■ TASK DIRECTIONS ■
Identify each line below containing the string "Associate" and copy it.

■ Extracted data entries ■
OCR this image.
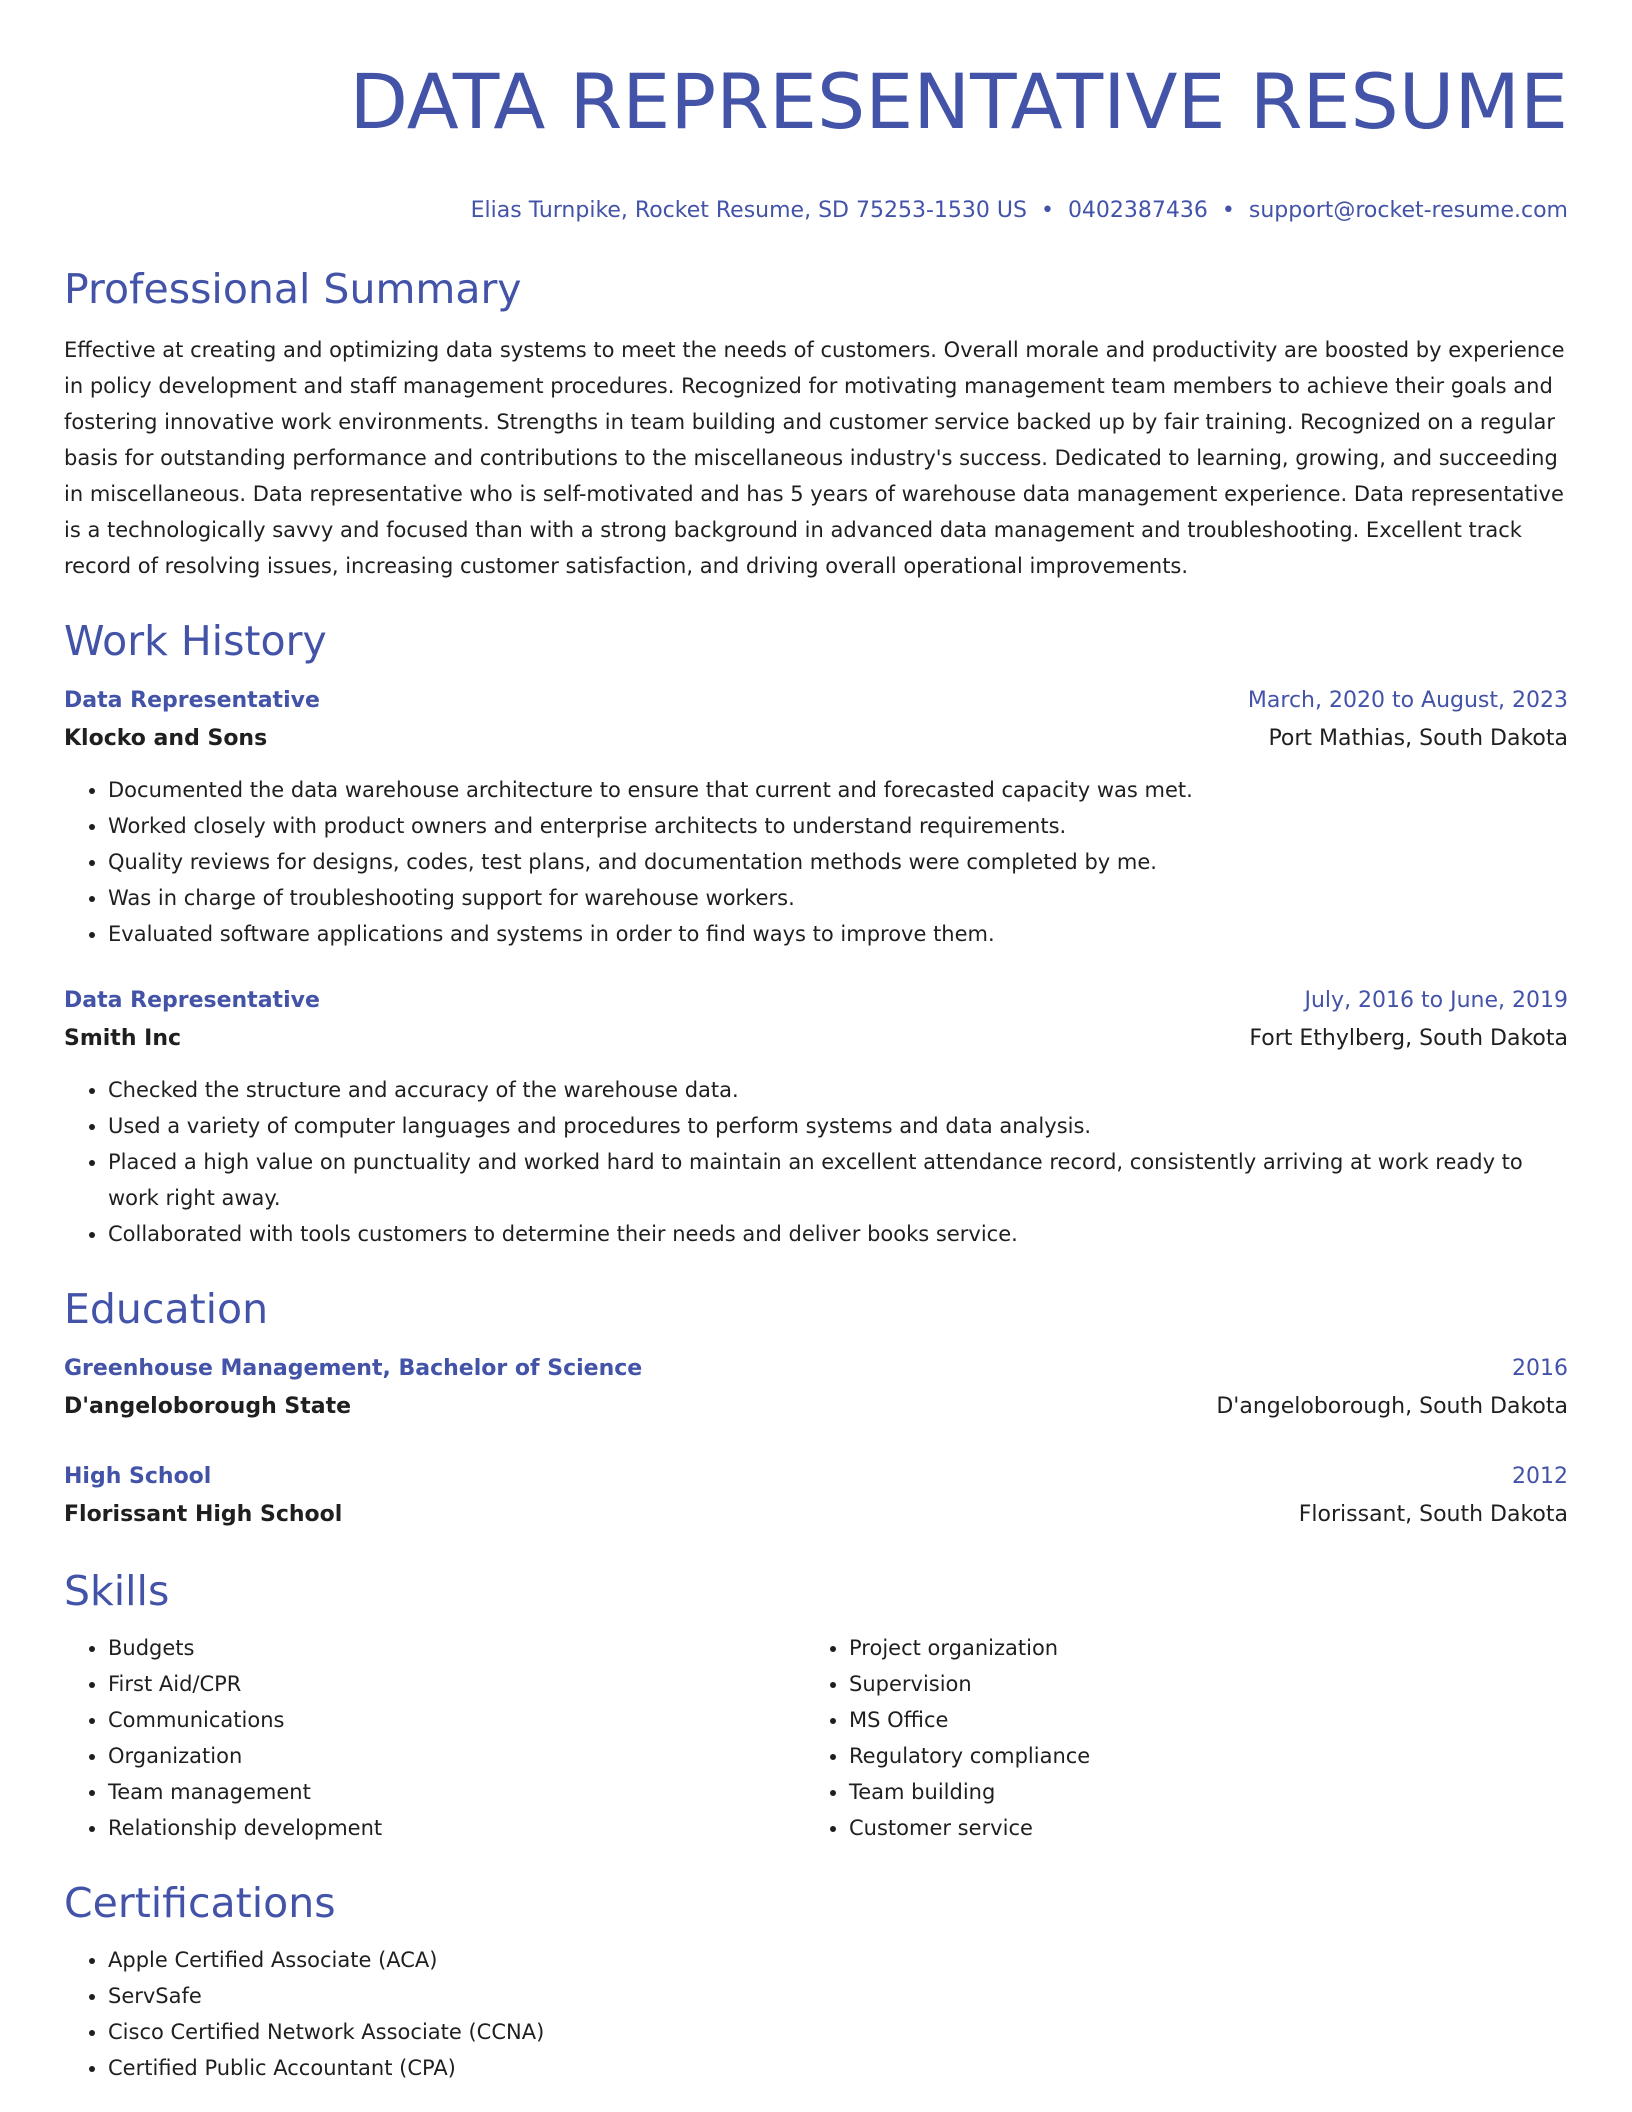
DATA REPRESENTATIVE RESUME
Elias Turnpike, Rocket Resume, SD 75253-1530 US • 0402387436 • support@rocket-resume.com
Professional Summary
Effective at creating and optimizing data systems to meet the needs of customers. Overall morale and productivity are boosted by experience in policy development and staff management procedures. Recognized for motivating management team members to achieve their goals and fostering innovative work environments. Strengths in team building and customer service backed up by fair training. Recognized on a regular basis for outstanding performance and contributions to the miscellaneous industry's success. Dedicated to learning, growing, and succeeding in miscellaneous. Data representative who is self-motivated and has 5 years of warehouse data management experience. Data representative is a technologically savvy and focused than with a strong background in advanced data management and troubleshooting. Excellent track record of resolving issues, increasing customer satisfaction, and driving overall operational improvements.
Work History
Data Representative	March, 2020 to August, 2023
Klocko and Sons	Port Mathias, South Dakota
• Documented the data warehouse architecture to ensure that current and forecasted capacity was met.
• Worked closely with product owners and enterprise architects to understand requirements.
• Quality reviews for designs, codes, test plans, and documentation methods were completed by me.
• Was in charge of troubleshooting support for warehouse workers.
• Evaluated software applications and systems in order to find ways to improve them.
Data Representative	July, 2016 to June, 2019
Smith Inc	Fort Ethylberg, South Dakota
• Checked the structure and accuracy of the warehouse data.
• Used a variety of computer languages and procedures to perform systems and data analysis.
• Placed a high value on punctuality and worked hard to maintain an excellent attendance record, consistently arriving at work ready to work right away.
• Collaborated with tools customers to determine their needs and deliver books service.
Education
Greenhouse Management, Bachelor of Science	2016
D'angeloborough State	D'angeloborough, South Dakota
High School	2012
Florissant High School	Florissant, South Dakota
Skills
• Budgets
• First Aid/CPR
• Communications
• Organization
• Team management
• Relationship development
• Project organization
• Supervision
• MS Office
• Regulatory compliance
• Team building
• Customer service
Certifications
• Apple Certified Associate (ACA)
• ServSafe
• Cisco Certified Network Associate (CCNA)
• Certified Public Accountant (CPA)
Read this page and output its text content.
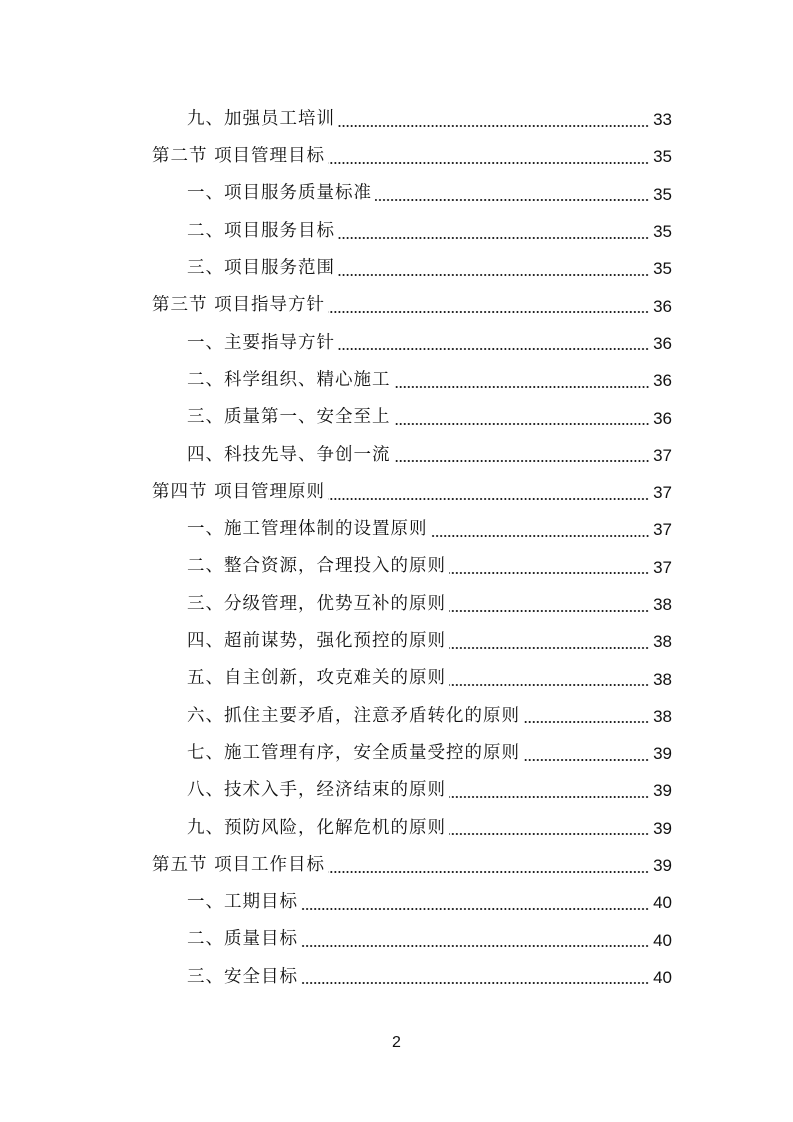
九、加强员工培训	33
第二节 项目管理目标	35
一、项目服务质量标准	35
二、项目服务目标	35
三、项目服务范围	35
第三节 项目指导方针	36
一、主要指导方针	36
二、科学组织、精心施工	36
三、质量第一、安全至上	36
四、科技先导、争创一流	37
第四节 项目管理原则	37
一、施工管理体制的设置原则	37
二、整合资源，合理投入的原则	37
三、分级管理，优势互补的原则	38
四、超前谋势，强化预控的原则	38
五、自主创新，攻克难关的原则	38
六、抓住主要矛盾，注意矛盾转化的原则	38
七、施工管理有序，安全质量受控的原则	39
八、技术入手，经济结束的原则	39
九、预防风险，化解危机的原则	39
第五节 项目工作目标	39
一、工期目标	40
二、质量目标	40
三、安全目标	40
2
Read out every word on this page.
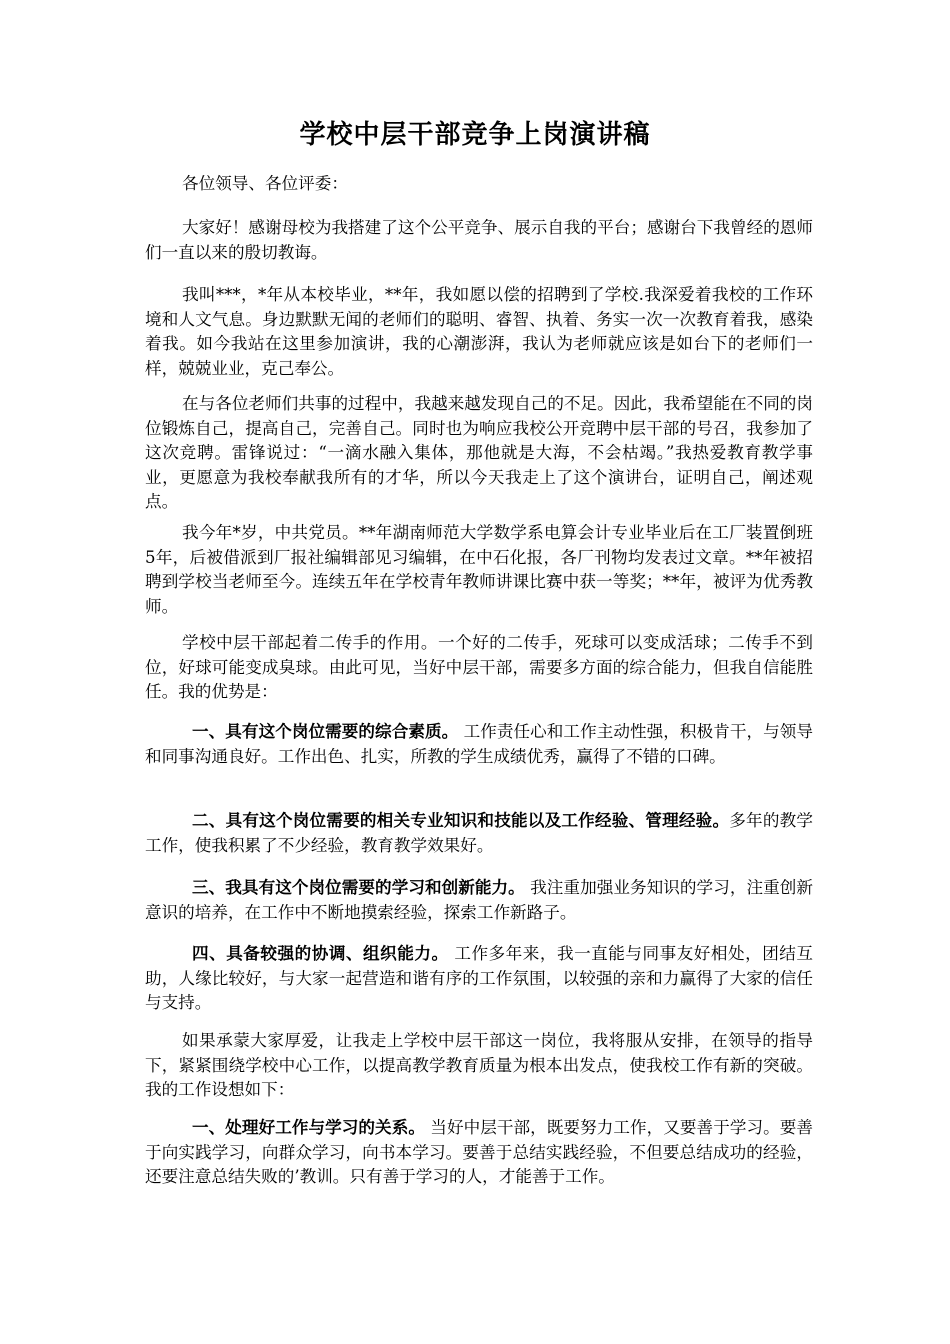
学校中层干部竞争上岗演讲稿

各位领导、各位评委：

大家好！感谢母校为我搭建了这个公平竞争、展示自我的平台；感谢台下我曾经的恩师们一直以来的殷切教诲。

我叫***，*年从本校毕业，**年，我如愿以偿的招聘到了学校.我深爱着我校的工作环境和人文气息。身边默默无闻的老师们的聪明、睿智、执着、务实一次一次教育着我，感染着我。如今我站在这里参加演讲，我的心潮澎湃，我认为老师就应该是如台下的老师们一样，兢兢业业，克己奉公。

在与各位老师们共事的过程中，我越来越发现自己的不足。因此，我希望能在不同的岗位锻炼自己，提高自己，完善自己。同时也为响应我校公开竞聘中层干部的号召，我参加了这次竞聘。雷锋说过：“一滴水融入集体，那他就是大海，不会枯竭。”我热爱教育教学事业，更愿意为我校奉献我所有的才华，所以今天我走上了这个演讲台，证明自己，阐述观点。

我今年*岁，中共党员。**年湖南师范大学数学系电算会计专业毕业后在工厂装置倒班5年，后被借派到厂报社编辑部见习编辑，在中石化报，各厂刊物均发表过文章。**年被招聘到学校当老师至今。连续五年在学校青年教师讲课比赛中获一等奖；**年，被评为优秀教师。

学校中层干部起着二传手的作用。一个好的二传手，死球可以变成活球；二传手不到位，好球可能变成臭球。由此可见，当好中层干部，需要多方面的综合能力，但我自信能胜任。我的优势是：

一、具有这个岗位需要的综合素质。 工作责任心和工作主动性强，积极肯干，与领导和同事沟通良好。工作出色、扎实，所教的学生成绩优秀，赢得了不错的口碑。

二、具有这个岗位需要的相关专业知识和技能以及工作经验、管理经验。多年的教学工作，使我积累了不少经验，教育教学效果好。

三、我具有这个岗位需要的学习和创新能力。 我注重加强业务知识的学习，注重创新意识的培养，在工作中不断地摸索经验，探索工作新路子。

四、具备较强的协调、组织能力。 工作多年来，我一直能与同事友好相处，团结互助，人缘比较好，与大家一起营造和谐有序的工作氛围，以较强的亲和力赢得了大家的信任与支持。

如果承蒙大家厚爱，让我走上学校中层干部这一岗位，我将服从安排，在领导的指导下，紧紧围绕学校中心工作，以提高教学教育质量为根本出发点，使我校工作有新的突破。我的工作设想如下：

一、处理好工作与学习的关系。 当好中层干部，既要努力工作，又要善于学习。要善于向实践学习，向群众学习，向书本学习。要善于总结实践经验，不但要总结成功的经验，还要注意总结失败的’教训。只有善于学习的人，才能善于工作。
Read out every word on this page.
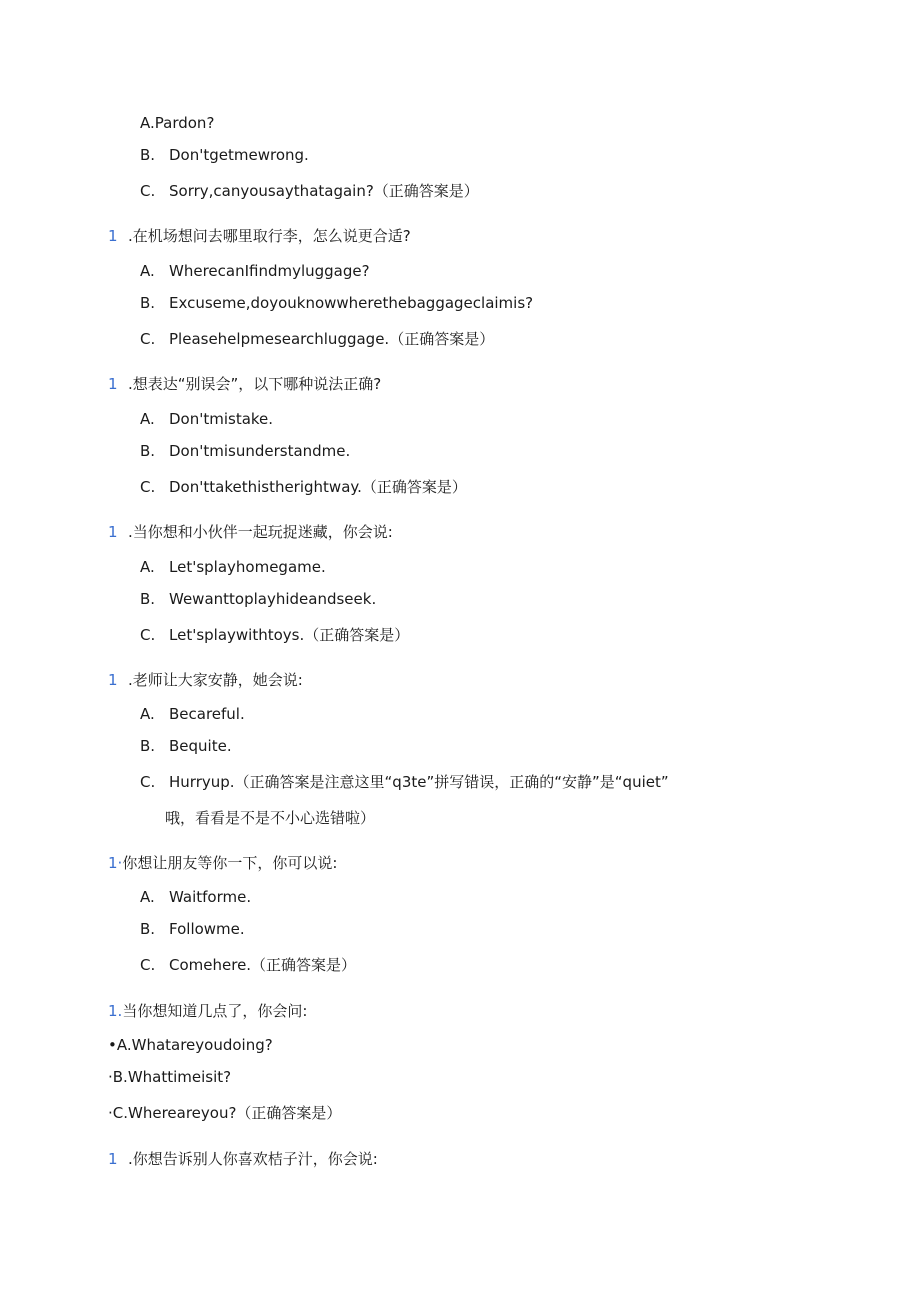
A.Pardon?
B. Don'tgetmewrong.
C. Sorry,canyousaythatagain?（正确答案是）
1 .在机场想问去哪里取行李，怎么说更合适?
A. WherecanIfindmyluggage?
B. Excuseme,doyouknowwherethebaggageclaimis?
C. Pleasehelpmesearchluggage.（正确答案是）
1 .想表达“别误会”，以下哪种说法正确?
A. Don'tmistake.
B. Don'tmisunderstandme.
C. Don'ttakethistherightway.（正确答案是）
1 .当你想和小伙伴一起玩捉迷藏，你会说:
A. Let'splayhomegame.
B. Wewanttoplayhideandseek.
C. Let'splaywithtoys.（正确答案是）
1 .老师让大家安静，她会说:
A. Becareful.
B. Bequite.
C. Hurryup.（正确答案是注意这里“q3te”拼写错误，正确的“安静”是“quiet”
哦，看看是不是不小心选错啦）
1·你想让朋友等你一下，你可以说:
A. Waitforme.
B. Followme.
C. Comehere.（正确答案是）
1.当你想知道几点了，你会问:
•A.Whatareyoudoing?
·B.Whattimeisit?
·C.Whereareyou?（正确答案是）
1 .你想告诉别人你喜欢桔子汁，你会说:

■ SOLUTION TO THIS EXERCISE ■
• Apple Certified Associate (ACA)
• Cisco Certified Network Associate (CCNA)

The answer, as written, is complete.